Task statement:
The material below should be written out in full and exactly; pictures stay out of the copy.

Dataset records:
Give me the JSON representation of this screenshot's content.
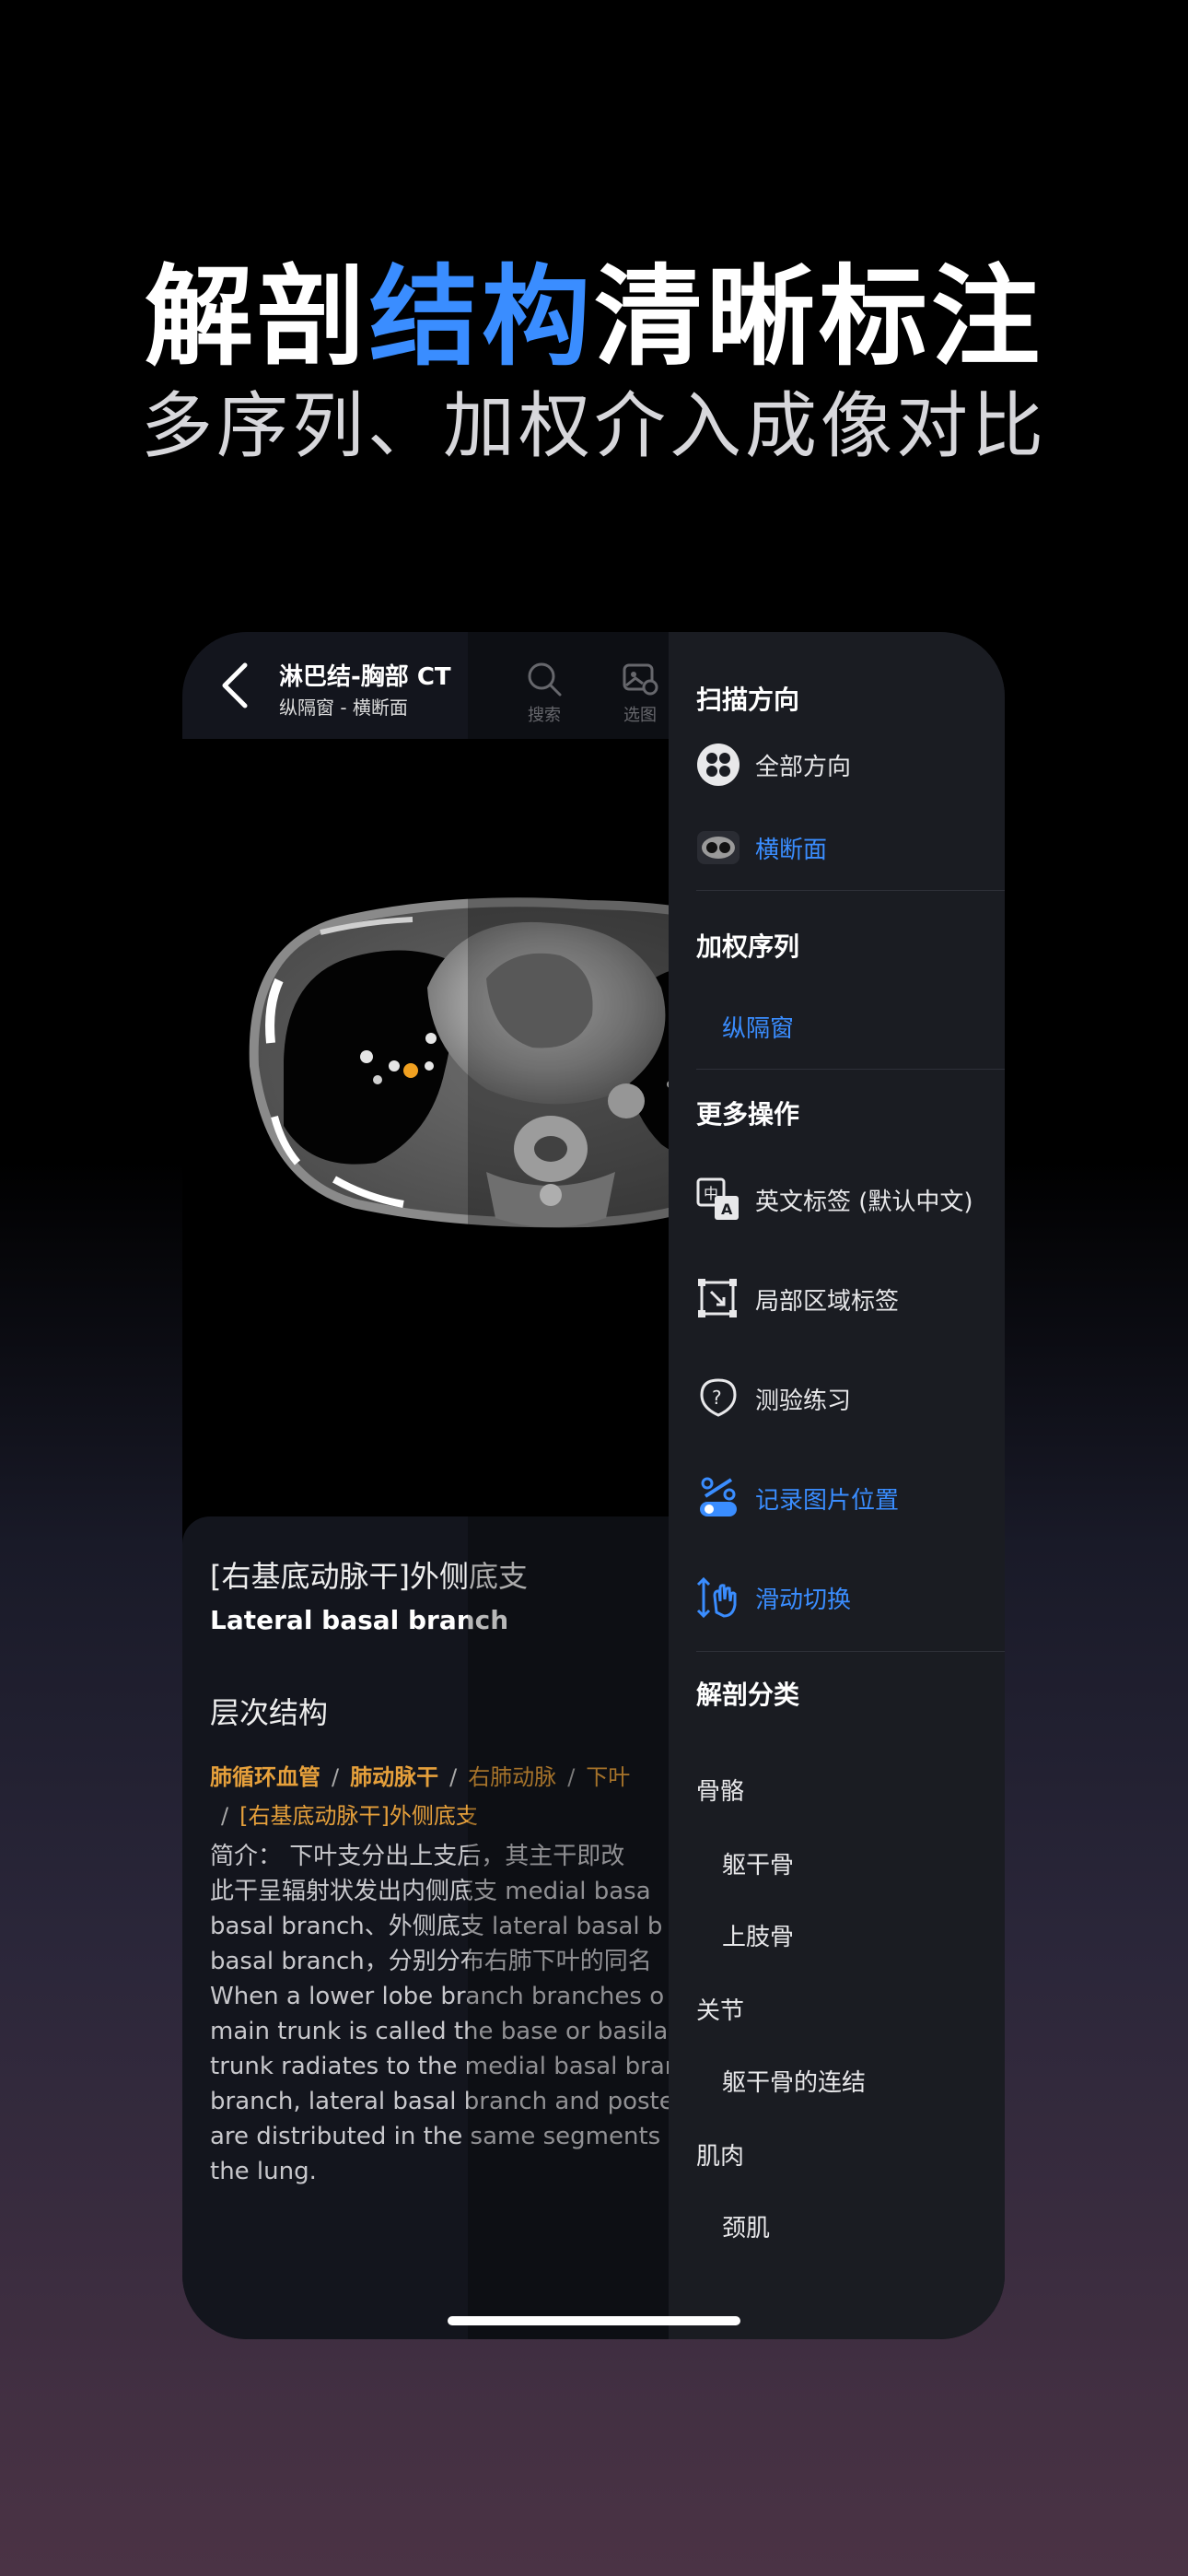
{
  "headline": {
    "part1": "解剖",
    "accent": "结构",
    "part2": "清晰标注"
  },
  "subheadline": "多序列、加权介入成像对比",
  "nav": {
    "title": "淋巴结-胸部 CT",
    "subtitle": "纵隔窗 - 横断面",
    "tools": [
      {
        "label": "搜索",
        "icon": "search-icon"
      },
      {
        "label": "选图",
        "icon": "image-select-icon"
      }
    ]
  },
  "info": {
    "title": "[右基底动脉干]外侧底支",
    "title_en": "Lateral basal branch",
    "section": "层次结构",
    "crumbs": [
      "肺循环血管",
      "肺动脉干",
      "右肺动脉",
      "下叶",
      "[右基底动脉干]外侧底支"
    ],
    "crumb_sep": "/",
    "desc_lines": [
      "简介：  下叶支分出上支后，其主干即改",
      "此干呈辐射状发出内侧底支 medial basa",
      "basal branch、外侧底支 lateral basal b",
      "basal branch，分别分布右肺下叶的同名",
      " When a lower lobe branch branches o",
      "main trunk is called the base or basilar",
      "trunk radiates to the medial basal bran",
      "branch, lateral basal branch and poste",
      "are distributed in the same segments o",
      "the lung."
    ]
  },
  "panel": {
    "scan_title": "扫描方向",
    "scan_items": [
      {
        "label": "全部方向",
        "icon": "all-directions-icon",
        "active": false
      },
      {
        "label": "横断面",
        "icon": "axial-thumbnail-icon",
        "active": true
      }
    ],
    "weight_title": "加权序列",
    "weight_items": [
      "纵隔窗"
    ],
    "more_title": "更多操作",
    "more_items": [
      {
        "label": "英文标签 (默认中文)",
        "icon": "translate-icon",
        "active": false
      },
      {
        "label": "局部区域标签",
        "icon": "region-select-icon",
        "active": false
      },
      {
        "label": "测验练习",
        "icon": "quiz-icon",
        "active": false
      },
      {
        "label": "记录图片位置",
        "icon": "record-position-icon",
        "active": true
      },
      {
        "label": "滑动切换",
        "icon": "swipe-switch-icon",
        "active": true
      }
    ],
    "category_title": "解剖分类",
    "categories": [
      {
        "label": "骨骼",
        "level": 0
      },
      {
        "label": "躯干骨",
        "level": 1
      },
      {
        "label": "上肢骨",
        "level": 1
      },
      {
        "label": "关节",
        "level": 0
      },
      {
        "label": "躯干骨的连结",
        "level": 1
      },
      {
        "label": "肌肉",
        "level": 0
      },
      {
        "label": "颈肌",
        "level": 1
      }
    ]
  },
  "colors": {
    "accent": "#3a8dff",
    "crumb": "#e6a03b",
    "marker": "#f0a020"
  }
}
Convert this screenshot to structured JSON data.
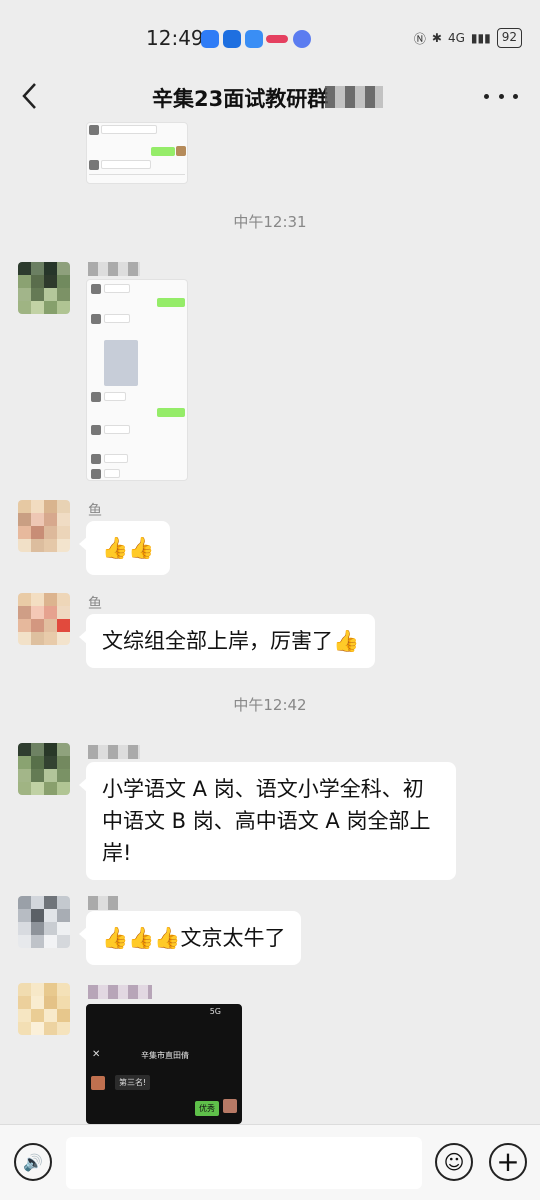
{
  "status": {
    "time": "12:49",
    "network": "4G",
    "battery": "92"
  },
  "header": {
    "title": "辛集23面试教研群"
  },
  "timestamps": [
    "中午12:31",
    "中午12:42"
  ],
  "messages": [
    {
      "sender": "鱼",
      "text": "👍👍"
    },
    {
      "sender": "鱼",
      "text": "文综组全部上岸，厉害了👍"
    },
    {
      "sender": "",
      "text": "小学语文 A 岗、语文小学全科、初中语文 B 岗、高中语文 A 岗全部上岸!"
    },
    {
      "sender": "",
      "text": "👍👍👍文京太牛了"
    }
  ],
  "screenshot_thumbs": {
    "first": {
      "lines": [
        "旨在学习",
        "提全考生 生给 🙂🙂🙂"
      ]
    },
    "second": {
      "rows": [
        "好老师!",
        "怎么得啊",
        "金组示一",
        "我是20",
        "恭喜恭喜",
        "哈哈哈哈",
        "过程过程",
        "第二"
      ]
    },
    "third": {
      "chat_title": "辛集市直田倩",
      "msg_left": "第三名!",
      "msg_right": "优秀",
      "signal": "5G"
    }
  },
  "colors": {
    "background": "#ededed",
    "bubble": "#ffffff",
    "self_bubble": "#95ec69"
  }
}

Output for this exercise:
Give me the JSON representation of this screenshot's content.
{
  "headline": {
    "part1": "解剖",
    "accent": "结构",
    "part2": "清晰标注"
  },
  "subheadline": "多序列、加权介入成像对比",
  "nav": {
    "title": "淋巴结-胸部 CT",
    "subtitle": "纵隔窗 - 横断面",
    "tools": [
      {
        "label": "搜索",
        "icon": "search-icon"
      },
      {
        "label": "选图",
        "icon": "image-select-icon"
      }
    ]
  },
  "info": {
    "title": "[右基底动脉干]外侧底支",
    "title_en": "Lateral basal branch",
    "section": "层次结构",
    "crumbs": [
      "肺循环血管",
      "肺动脉干",
      "右肺动脉",
      "下叶",
      "[右基底动脉干]外侧底支"
    ],
    "crumb_sep": "/",
    "desc_lines": [
      "简介：  下叶支分出上支后，其主干即改",
      "此干呈辐射状发出内侧底支 medial basa",
      "basal branch、外侧底支 lateral basal b",
      "basal branch，分别分布右肺下叶的同名",
      " When a lower lobe branch branches o",
      "main trunk is called the base or basilar",
      "trunk radiates to the medial basal bran",
      "branch, lateral basal branch and poste",
      "are distributed in the same segments o",
      "the lung."
    ]
  },
  "panel": {
    "scan_title": "扫描方向",
    "scan_items": [
      {
        "label": "全部方向",
        "icon": "all-directions-icon",
        "active": false
      },
      {
        "label": "横断面",
        "icon": "axial-thumbnail-icon",
        "active": true
      }
    ],
    "weight_title": "加权序列",
    "weight_items": [
      "纵隔窗"
    ],
    "more_title": "更多操作",
    "more_items": [
      {
        "label": "英文标签 (默认中文)",
        "icon": "translate-icon",
        "active": false
      },
      {
        "label": "局部区域标签",
        "icon": "region-select-icon",
        "active": false
      },
      {
        "label": "测验练习",
        "icon": "quiz-icon",
        "active": false
      },
      {
        "label": "记录图片位置",
        "icon": "record-position-icon",
        "active": true
      },
      {
        "label": "滑动切换",
        "icon": "swipe-switch-icon",
        "active": true
      }
    ],
    "category_title": "解剖分类",
    "categories": [
      {
        "label": "骨骼",
        "level": 0
      },
      {
        "label": "躯干骨",
        "level": 1
      },
      {
        "label": "上肢骨",
        "level": 1
      },
      {
        "label": "关节",
        "level": 0
      },
      {
        "label": "躯干骨的连结",
        "level": 1
      },
      {
        "label": "肌肉",
        "level": 0
      },
      {
        "label": "颈肌",
        "level": 1
      }
    ]
  },
  "colors": {
    "accent": "#3a8dff",
    "crumb": "#e6a03b",
    "marker": "#f0a020"
  }
}
Convert this screenshot to structured JSON data.
{
  "status": {
    "time": "12:49",
    "network": "4G",
    "battery": "92"
  },
  "header": {
    "title": "辛集23面试教研群"
  },
  "timestamps": [
    "中午12:31",
    "中午12:42"
  ],
  "messages": [
    {
      "sender": "鱼",
      "text": "👍👍"
    },
    {
      "sender": "鱼",
      "text": "文综组全部上岸，厉害了👍"
    },
    {
      "sender": "",
      "text": "小学语文 A 岗、语文小学全科、初中语文 B 岗、高中语文 A 岗全部上岸!"
    },
    {
      "sender": "",
      "text": "👍👍👍文京太牛了"
    }
  ],
  "screenshot_thumbs": {
    "first": {
      "lines": [
        "旨在学习",
        "提全考生 生给 🙂🙂🙂"
      ]
    },
    "second": {
      "rows": [
        "好老师!",
        "怎么得啊",
        "金组示一",
        "我是20",
        "恭喜恭喜",
        "哈哈哈哈",
        "过程过程",
        "第二"
      ]
    },
    "third": {
      "chat_title": "辛集市直田倩",
      "msg_left": "第三名!",
      "msg_right": "优秀",
      "signal": "5G"
    }
  },
  "colors": {
    "background": "#ededed",
    "bubble": "#ffffff",
    "self_bubble": "#95ec69"
  }
}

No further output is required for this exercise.